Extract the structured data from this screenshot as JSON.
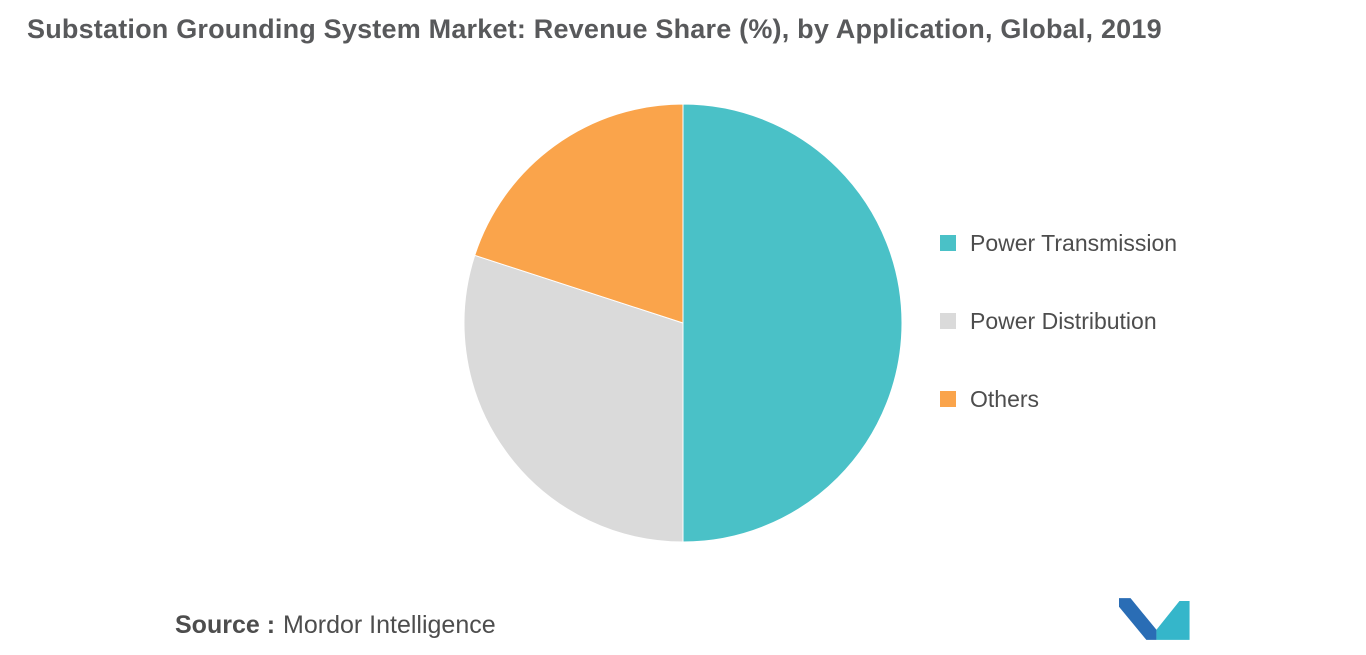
{
  "title": "Substation Grounding System Market: Revenue Share (%), by Application, Global, 2019",
  "chart_data": {
    "type": "pie",
    "title": "Substation Grounding System Market: Revenue Share (%), by Application, Global, 2019",
    "categories": [
      "Power Transmission",
      "Power Distribution",
      "Others"
    ],
    "values": [
      50,
      30,
      20
    ],
    "unit": "%",
    "colors": [
      "#4ac1c7",
      "#dadada",
      "#faa44b"
    ],
    "start_angle_deg": 0,
    "direction": "clockwise",
    "legend_position": "right",
    "data_labels": false,
    "grid": false
  },
  "source": {
    "label": "Source :",
    "text": "Mordor Intelligence"
  },
  "logo": {
    "name": "mordor-intelligence-logo",
    "blue": "#2a6db5",
    "teal": "#35b6ca"
  },
  "theme": {
    "background": "#ffffff",
    "title_color": "#58595b",
    "text_color": "#4d4d4d",
    "slice_border": "#ffffff"
  }
}
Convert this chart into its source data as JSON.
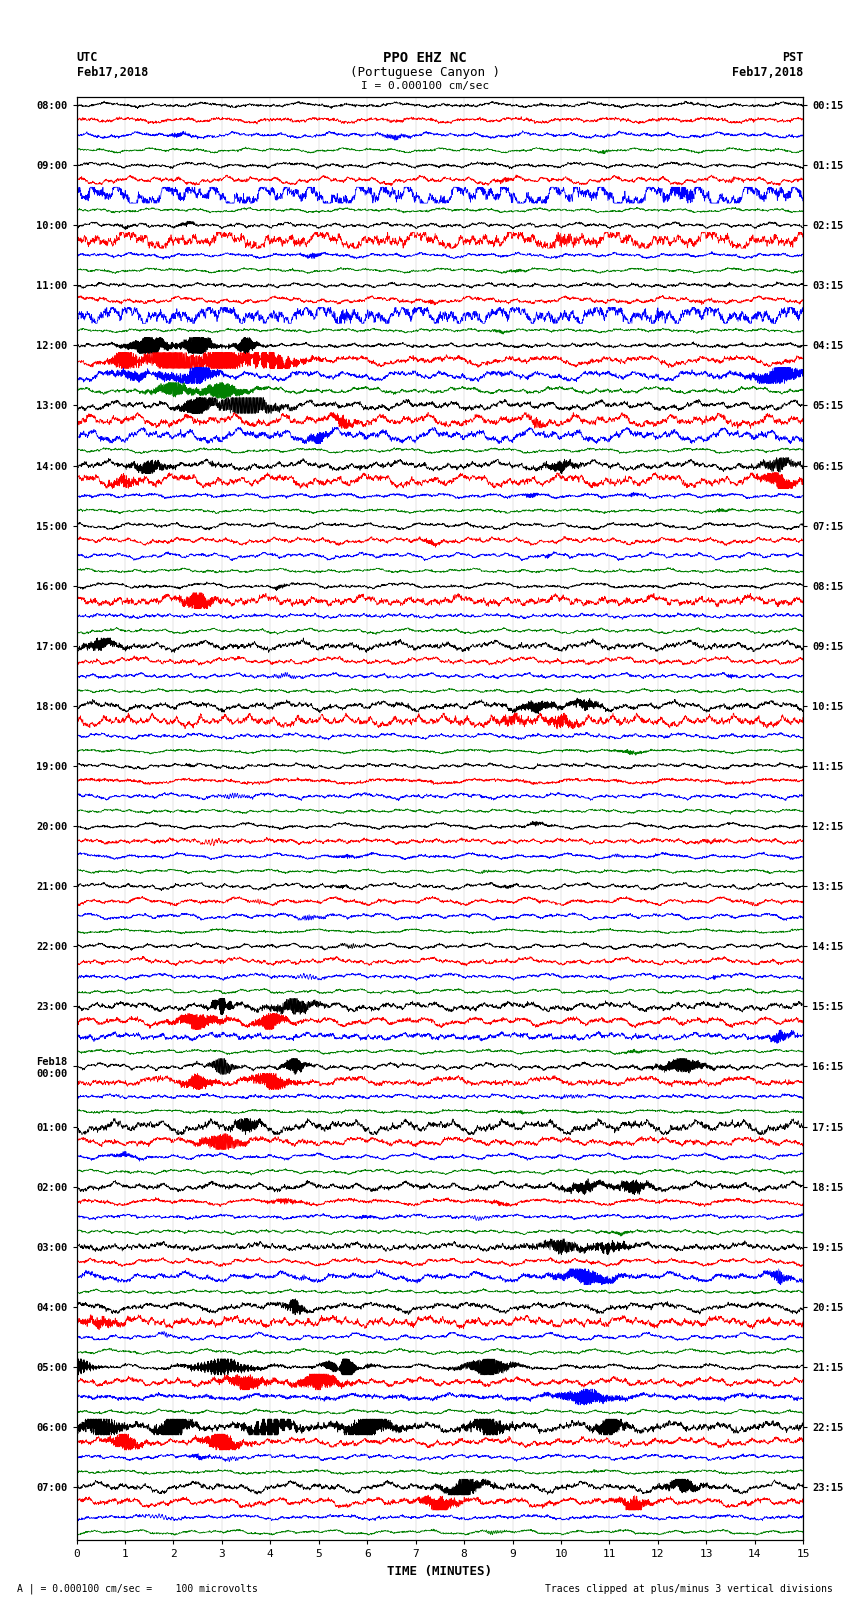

=-=-=

- TASK BRIEF -
Your task is to reproduce all of the material exactly. The pictures stay out.

- SOLUTION -
Extract the structured data from this screenshot as JSON.
{
  "title": "Substation Grounding System Market: Revenue Share (%), by Application, Global, 2019",
  "chart_data": {
    "type": "pie",
    "title": "Substation Grounding System Market: Revenue Share (%), by Application, Global, 2019",
    "categories": [
      "Power Transmission",
      "Power Distribution",
      "Others"
    ],
    "values": [
      50,
      30,
      20
    ],
    "unit": "%",
    "colors": [
      "#4ac1c7",
      "#dadada",
      "#faa44b"
    ],
    "start_angle_deg": 0,
    "direction": "clockwise",
    "legend_position": "right",
    "data_labels": false,
    "grid": false
  },
  "source": {
    "label": "Source :",
    "text": "Mordor Intelligence"
  },
  "logo": {
    "name": "mordor-intelligence-logo",
    "blue": "#2a6db5",
    "teal": "#35b6ca"
  },
  "theme": {
    "background": "#ffffff",
    "title_color": "#58595b",
    "text_color": "#4d4d4d",
    "slice_border": "#ffffff"
  }
}
Convert this chart into its source data as JSON.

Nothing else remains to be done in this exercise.